-- start of GIVEN RECORDS --

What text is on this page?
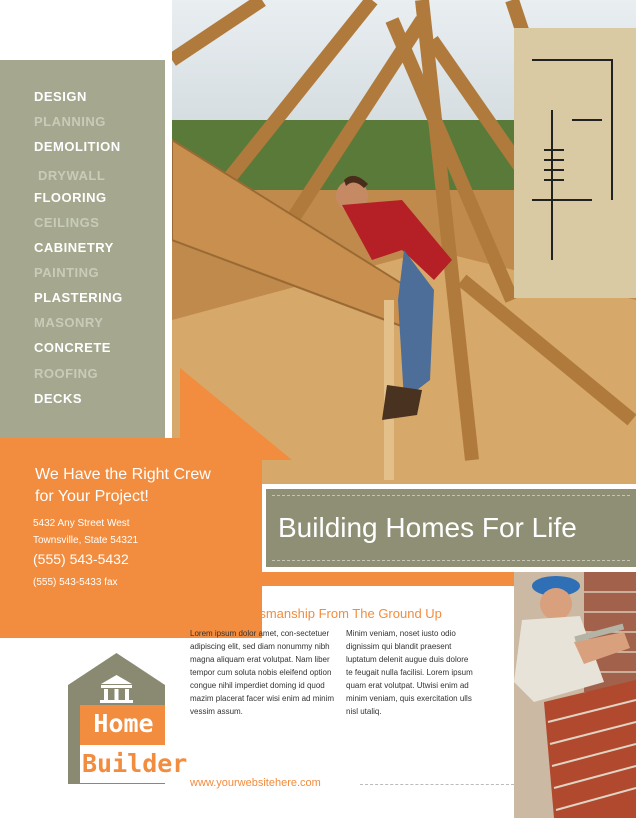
DESIGN
PLANNING
DEMOLITION
DRYWALL
FLOORING
CEILINGS
CABINETRY
PAINTING
PLASTERING
MASONRY
CONCRETE
ROOFING
DECKS
We Have the Right Crew
for Your Project!
5432 Any Street West
Townsville, State 54321
(555) 543-5432
(555) 543-5433 fax
Building Homes For Life
Expert Craftsmanship From The Ground Up
Lorem ipsum dolor amet, con-sectetuer adipiscing elit, sed diam nonummy nibh magna aliquam erat volutpat. Nam liber tempor cum soluta nobis eleifend option congue nihil imperdiet doming id quod mazim placerat facer wisi enim ad minim vessim assum.
Minim veniam, noset iusto odio dignissim qui blandit praesent luptatum delenit augue duis dolore te feugait nulla facilisi. Lorem ipsum quam erat volutpat. Utwisi enim ad minim veniam, quis exercitation ulls nisl utaliq.
www.yourwebsitehere.com
Home
Builder
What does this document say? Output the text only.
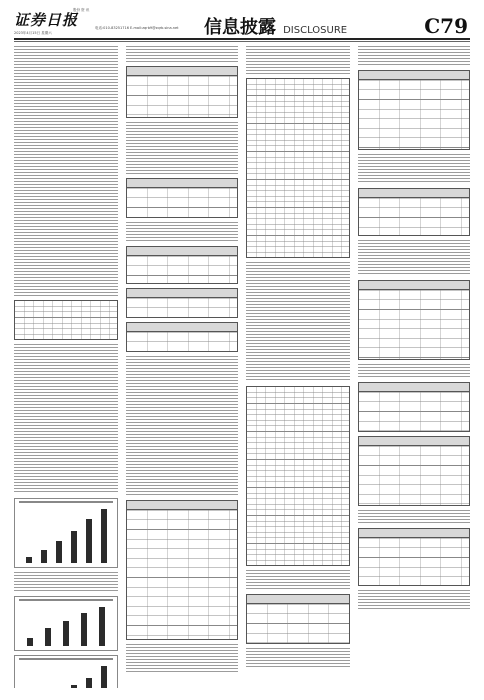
证券日报
股份 资 讯
2023年4月15日 星期六
电话:010-83251716 E-mail:zqrb9@zqrb.sina.net 信息披露 DISCLOSURE	C79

-- end of GIVEN RECORDS --

Find and copy each line above that includes the string "erat".

**RESULT OF THIS EXERCISE**
Lorem ipsum dolor amet, con-sectetuer adipiscing elit, sed diam nonummy nibh magna aliquam erat volutpat. Nam liber tempor cum soluta nobis eleifend option congue nihil imperdiet doming id quod mazim placerat facer wisi enim ad minim vessim assum.
Minim veniam, noset iusto odio dignissim qui blandit praesent luptatum delenit augue duis dolore te feugait nulla facilisi. Lorem ipsum quam erat volutpat. Utwisi enim ad minim veniam, quis exercitation ulls nisl utaliq.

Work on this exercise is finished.